• **Challenge**: Exact repetition of every entry is required.

Stored data:
+ + + + +

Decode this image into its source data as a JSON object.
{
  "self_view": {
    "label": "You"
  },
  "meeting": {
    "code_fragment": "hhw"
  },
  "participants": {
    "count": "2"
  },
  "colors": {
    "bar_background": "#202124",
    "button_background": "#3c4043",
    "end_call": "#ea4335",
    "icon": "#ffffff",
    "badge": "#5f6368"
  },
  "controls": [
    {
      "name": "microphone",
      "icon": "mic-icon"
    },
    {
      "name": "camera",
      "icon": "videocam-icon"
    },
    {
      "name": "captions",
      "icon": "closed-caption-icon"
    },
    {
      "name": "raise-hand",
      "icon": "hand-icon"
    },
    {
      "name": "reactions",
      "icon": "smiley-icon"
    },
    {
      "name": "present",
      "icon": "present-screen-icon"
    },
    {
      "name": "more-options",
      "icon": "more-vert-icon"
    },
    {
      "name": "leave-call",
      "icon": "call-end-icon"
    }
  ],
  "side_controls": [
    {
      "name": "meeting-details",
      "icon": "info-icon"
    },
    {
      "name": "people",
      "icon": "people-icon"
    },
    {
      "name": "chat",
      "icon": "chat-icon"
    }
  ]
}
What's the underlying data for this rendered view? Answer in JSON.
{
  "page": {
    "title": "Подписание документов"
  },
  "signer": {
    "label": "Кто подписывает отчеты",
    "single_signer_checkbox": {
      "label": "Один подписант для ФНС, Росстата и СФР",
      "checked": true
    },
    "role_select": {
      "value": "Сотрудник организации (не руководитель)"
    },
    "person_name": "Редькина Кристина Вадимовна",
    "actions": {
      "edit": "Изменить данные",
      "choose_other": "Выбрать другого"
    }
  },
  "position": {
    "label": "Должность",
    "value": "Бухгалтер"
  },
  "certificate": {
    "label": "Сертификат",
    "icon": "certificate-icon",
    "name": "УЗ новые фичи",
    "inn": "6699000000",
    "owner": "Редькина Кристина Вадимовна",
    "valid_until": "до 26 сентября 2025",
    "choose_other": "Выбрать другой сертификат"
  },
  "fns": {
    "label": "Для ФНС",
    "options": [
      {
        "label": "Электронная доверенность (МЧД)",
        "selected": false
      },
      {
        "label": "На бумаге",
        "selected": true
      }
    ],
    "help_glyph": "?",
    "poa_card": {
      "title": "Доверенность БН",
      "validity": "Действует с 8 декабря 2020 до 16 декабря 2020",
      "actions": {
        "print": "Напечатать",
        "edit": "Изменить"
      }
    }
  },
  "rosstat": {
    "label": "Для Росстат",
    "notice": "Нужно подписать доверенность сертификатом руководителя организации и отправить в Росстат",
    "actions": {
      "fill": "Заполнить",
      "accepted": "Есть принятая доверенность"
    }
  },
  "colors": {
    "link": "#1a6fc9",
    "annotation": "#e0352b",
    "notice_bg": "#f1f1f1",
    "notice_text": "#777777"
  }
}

+ + + + +

• **Complete answer**:
Decode this image into its source data as a JSON object.
{
  "self_view": {
    "label": "You"
  },
  "meeting": {
    "code_fragment": "hhw"
  },
  "participants": {
    "count": "2"
  },
  "colors": {
    "bar_background": "#202124",
    "button_background": "#3c4043",
    "end_call": "#ea4335",
    "icon": "#ffffff",
    "badge": "#5f6368"
  },
  "controls": [
    {
      "name": "microphone",
      "icon": "mic-icon"
    },
    {
      "name": "camera",
      "icon": "videocam-icon"
    },
    {
      "name": "captions",
      "icon": "closed-caption-icon"
    },
    {
      "name": "raise-hand",
      "icon": "hand-icon"
    },
    {
      "name": "reactions",
      "icon": "smiley-icon"
    },
    {
      "name": "present",
      "icon": "present-screen-icon"
    },
    {
      "name": "more-options",
      "icon": "more-vert-icon"
    },
    {
      "name": "leave-call",
      "icon": "call-end-icon"
    }
  ],
  "side_controls": [
    {
      "name": "meeting-details",
      "icon": "info-icon"
    },
    {
      "name": "people",
      "icon": "people-icon"
    },
    {
      "name": "chat",
      "icon": "chat-icon"
    }
  ]
}
What's the underlying data for this rendered view? Answer in JSON.
{
  "page": {
    "title": "Подписание документов"
  },
  "signer": {
    "label": "Кто подписывает отчеты",
    "single_signer_checkbox": {
      "label": "Один подписант для ФНС, Росстата и СФР",
      "checked": true
    },
    "role_select": {
      "value": "Сотрудник организации (не руководитель)"
    },
    "person_name": "Редькина Кристина Вадимовна",
    "actions": {
      "edit": "Изменить данные",
      "choose_other": "Выбрать другого"
    }
  },
  "position": {
    "label": "Должность",
    "value": "Бухгалтер"
  },
  "certificate": {
    "label": "Сертификат",
    "icon": "certificate-icon",
    "name": "УЗ новые фичи",
    "inn": "6699000000",
    "owner": "Редькина Кристина Вадимовна",
    "valid_until": "до 26 сентября 2025",
    "choose_other": "Выбрать другой сертификат"
  },
  "fns": {
    "label": "Для ФНС",
    "options": [
      {
        "label": "Электронная доверенность (МЧД)",
        "selected": false
      },
      {
        "label": "На бумаге",
        "selected": true
      }
    ],
    "help_glyph": "?",
    "poa_card": {
      "title": "Доверенность БН",
      "validity": "Действует с 8 декабря 2020 до 16 декабря 2020",
      "actions": {
        "print": "Напечатать",
        "edit": "Изменить"
      }
    }
  },
  "rosstat": {
    "label": "Для Росстат",
    "notice": "Нужно подписать доверенность сертификатом руководителя организации и отправить в Росстат",
    "actions": {
      "fill": "Заполнить",
      "accepted": "Есть принятая доверенность"
    }
  },
  "colors": {
    "link": "#1a6fc9",
    "annotation": "#e0352b",
    "notice_bg": "#f1f1f1",
    "notice_text": "#777777"
  }
}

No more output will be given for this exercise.